§ DIRECTIONS FOR THIS TASK: Copy each line below that includes "JSON".

== DATA SUPPLIED

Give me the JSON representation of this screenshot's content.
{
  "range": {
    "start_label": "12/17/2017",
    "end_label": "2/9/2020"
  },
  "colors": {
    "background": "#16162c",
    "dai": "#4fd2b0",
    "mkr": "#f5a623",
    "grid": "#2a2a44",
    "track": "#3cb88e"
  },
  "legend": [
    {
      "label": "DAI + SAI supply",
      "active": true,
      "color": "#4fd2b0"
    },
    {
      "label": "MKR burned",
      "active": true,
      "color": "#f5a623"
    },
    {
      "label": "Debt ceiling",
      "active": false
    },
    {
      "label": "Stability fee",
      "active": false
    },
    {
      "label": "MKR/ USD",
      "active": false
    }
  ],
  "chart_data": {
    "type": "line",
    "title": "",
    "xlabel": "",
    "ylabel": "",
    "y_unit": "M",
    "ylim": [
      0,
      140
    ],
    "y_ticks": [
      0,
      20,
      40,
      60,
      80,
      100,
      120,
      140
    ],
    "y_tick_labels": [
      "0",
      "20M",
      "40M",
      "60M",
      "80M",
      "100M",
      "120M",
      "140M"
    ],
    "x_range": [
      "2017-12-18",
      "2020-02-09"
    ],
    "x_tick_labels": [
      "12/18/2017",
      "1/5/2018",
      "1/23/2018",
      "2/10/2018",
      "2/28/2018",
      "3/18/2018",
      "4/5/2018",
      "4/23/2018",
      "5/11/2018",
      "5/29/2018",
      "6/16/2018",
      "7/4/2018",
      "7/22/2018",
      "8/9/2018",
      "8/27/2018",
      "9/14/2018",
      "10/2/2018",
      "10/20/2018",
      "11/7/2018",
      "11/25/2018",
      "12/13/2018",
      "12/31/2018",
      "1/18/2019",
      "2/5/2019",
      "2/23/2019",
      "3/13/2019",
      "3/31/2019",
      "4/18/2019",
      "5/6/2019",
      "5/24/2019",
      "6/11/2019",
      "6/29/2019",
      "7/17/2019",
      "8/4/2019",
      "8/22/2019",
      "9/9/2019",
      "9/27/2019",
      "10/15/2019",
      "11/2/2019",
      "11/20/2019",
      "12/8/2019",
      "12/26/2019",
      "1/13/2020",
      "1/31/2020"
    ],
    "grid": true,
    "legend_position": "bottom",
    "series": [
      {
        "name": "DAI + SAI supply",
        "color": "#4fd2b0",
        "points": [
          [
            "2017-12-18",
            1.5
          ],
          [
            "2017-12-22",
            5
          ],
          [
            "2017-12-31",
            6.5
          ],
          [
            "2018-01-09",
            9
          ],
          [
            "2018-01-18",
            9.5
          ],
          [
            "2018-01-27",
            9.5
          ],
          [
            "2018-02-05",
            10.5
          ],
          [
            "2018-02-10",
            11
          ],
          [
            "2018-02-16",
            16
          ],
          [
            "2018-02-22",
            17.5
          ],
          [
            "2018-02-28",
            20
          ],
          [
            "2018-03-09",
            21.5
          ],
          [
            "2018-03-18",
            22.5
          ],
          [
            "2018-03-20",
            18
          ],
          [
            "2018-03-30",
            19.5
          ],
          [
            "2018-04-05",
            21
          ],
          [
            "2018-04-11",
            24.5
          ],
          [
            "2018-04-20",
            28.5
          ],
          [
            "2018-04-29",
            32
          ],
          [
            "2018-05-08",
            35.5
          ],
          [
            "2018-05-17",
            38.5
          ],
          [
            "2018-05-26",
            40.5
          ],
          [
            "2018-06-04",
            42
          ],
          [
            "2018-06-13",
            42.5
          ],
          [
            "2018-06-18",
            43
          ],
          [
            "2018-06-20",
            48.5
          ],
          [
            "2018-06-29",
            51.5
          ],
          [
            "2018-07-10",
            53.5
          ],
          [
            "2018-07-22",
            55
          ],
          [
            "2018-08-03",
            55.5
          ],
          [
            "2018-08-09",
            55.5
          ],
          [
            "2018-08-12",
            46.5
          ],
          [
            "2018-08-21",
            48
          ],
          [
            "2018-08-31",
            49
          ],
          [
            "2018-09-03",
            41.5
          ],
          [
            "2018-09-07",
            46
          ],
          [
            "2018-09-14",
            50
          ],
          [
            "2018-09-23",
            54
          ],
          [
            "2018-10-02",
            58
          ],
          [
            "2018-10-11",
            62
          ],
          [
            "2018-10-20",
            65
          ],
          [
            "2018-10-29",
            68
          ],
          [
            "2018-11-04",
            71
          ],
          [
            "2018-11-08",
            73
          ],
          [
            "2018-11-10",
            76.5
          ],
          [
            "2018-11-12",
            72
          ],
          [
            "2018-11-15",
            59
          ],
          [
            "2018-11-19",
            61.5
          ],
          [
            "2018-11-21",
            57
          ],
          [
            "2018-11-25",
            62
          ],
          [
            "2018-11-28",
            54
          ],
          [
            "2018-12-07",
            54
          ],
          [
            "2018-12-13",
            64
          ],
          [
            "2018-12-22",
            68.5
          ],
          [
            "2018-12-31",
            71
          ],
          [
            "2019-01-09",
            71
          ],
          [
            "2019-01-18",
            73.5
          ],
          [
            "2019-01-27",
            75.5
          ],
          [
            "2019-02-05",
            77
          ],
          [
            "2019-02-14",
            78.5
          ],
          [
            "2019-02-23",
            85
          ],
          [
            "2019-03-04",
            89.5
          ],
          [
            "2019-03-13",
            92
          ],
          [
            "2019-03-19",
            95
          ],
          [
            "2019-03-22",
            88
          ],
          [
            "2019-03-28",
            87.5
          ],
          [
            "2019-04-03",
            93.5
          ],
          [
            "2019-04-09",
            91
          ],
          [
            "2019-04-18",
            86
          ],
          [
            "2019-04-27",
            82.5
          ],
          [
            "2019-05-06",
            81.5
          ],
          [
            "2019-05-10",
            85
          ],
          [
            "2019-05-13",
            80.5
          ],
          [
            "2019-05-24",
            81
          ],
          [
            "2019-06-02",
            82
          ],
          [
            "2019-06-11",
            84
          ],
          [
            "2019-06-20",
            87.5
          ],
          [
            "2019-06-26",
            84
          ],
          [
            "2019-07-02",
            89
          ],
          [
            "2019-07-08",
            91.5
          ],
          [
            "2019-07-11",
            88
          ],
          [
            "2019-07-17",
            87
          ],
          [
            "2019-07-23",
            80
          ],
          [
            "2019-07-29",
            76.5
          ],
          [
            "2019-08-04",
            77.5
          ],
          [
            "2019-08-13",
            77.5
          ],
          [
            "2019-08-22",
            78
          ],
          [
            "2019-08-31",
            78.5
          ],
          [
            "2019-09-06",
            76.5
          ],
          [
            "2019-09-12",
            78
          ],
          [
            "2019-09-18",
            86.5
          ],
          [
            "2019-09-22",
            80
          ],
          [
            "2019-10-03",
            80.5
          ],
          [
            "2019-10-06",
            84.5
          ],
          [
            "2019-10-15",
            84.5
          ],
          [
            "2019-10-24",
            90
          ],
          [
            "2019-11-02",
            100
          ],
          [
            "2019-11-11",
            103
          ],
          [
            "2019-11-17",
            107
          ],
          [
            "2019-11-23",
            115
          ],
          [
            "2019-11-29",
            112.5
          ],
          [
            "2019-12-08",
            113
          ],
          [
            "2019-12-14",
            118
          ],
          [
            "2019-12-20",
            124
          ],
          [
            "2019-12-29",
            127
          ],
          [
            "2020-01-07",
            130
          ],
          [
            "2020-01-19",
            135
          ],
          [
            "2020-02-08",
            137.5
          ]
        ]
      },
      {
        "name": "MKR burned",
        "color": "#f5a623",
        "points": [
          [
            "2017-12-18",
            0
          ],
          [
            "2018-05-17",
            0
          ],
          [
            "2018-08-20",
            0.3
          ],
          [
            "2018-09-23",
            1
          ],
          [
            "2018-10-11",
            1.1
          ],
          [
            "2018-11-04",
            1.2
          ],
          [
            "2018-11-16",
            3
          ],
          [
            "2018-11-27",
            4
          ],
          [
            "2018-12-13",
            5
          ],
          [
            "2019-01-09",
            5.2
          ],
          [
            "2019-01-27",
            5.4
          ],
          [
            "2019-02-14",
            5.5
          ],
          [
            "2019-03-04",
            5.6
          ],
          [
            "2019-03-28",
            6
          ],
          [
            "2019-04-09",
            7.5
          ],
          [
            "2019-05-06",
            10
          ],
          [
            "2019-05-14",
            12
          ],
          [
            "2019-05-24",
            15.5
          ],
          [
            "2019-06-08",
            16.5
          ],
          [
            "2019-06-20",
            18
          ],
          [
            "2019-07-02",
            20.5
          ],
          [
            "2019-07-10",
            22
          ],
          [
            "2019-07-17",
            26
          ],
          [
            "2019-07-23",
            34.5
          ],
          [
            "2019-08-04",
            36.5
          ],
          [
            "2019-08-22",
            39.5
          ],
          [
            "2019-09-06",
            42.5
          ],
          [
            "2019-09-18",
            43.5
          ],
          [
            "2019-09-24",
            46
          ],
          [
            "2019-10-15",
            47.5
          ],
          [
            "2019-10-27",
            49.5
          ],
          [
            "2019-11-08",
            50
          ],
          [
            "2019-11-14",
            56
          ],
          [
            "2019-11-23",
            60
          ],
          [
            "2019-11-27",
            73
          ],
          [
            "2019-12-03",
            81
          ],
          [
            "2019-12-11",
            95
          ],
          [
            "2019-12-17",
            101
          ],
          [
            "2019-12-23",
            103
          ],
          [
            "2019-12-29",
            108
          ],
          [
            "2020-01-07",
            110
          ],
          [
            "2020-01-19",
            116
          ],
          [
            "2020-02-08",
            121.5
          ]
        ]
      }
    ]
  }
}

====
== DATA SUPPLIED

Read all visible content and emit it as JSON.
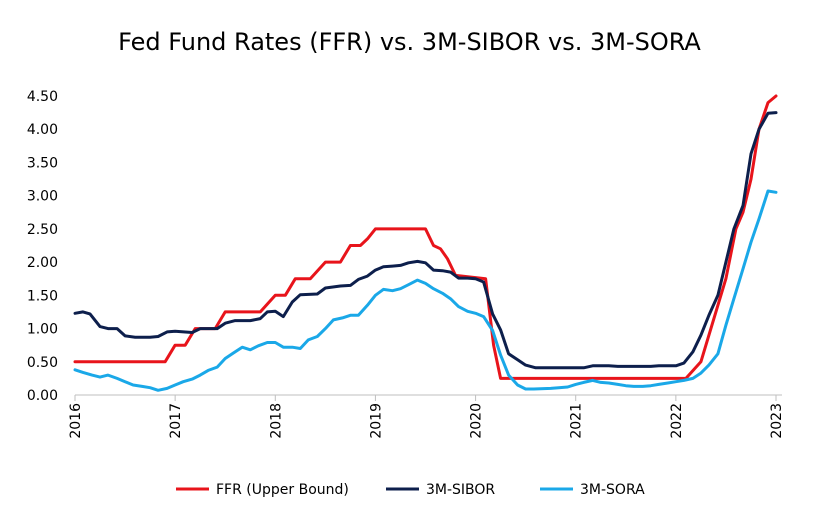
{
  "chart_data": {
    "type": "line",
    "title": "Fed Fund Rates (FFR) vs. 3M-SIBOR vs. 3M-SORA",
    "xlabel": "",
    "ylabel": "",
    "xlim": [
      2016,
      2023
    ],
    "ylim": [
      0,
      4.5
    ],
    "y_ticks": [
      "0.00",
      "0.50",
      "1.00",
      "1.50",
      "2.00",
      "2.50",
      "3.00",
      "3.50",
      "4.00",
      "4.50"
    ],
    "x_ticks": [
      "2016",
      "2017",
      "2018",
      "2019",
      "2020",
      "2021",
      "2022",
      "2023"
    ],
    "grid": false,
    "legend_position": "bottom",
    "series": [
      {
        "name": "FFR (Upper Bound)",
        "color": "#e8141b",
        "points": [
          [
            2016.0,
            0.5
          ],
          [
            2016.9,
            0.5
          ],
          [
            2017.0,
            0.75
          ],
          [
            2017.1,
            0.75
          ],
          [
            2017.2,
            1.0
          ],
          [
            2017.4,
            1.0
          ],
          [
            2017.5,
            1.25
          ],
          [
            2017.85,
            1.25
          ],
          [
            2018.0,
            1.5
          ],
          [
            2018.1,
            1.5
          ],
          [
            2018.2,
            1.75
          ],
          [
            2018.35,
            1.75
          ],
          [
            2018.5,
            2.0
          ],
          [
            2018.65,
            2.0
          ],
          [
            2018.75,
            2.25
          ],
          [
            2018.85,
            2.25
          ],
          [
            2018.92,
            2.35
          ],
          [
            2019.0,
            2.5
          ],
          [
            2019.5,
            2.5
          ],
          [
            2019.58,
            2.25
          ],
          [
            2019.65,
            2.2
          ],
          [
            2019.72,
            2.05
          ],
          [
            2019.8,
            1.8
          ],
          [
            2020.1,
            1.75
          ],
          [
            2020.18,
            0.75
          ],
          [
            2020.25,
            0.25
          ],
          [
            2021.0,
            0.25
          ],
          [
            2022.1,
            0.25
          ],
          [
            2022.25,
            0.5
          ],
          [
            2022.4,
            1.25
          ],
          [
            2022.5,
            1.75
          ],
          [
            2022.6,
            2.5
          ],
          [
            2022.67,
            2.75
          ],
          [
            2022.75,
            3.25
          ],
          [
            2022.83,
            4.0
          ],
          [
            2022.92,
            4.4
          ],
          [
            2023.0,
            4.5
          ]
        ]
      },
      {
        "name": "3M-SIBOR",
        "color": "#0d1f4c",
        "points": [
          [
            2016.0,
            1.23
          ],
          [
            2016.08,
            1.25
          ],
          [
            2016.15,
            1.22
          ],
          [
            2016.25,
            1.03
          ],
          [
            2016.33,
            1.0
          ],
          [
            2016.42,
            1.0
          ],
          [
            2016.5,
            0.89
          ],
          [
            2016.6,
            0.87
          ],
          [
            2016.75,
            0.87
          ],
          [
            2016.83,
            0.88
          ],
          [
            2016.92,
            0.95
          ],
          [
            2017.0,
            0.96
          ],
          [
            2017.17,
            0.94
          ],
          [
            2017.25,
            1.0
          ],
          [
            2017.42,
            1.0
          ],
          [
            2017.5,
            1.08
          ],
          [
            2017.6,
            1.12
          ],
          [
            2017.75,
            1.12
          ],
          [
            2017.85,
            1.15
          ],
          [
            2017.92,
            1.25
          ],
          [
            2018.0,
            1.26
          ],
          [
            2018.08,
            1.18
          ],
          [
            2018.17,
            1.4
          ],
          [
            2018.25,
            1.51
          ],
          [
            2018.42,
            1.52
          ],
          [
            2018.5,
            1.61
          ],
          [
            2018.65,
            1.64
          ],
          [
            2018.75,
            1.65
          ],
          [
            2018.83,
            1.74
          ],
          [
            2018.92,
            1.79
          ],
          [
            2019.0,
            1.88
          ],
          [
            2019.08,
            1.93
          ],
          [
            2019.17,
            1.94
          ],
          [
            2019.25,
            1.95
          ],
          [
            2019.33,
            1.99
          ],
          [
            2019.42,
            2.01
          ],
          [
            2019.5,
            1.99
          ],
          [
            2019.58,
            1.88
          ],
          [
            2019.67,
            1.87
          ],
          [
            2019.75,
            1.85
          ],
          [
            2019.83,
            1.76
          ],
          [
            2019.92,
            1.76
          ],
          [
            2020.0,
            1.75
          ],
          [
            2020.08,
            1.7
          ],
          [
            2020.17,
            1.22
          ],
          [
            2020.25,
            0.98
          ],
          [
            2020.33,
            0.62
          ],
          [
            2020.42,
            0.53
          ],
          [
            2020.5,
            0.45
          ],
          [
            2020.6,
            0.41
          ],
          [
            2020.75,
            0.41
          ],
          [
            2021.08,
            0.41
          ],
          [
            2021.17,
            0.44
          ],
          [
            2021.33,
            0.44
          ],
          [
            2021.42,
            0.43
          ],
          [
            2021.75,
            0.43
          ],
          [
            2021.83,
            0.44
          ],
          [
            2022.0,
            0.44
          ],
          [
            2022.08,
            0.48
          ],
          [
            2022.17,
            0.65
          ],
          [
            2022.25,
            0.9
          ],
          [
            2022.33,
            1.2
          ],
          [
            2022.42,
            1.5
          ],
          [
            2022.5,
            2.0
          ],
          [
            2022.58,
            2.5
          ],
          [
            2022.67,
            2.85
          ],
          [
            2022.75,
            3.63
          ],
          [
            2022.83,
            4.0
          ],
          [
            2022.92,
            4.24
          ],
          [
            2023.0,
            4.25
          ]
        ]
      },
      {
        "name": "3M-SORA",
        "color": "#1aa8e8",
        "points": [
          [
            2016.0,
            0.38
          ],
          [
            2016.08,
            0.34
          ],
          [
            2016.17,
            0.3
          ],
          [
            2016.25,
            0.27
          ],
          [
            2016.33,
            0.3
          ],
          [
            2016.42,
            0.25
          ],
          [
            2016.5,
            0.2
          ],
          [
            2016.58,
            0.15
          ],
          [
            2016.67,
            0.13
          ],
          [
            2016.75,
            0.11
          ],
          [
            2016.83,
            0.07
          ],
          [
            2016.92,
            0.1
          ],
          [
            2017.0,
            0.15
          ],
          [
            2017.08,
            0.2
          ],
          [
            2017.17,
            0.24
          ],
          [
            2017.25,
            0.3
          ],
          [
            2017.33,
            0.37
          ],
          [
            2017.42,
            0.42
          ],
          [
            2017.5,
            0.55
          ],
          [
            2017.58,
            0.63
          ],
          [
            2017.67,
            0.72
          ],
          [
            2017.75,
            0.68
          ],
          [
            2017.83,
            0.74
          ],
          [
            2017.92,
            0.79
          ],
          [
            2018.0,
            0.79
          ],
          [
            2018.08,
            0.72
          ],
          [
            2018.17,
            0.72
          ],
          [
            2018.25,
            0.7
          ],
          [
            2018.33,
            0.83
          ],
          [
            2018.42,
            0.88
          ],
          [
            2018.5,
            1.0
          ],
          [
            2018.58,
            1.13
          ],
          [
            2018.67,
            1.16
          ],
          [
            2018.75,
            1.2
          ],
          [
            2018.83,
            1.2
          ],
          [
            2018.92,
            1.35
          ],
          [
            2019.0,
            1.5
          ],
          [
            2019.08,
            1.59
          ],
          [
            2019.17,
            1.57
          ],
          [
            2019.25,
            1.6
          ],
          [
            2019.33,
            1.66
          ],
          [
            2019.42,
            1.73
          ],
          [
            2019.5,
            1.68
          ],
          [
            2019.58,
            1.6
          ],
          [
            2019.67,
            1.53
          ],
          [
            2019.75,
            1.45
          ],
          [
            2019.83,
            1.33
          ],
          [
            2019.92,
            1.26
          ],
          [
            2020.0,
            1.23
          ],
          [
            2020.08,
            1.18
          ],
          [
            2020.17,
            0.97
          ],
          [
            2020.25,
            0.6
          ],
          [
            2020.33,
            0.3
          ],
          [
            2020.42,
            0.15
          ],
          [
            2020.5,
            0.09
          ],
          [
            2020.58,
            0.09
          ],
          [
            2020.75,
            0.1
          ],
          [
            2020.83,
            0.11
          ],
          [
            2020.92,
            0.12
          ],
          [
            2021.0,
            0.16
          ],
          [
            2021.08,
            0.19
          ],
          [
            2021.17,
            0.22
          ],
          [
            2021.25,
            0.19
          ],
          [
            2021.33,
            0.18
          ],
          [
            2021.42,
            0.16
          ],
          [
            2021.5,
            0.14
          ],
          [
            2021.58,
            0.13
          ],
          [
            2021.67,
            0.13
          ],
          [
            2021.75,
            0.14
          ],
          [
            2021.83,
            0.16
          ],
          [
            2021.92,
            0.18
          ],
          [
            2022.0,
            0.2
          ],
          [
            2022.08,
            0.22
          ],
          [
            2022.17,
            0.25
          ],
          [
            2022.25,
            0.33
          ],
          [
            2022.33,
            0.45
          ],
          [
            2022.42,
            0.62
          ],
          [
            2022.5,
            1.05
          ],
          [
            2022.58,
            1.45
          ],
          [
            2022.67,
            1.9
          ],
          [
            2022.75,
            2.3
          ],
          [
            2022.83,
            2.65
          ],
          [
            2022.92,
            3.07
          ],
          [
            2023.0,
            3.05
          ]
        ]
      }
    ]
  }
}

====

§ SOLUTION FOR THIS EXERCISE:
Give me the JSON representation of this screenshot's content.
Read all visible content and emit it as JSON.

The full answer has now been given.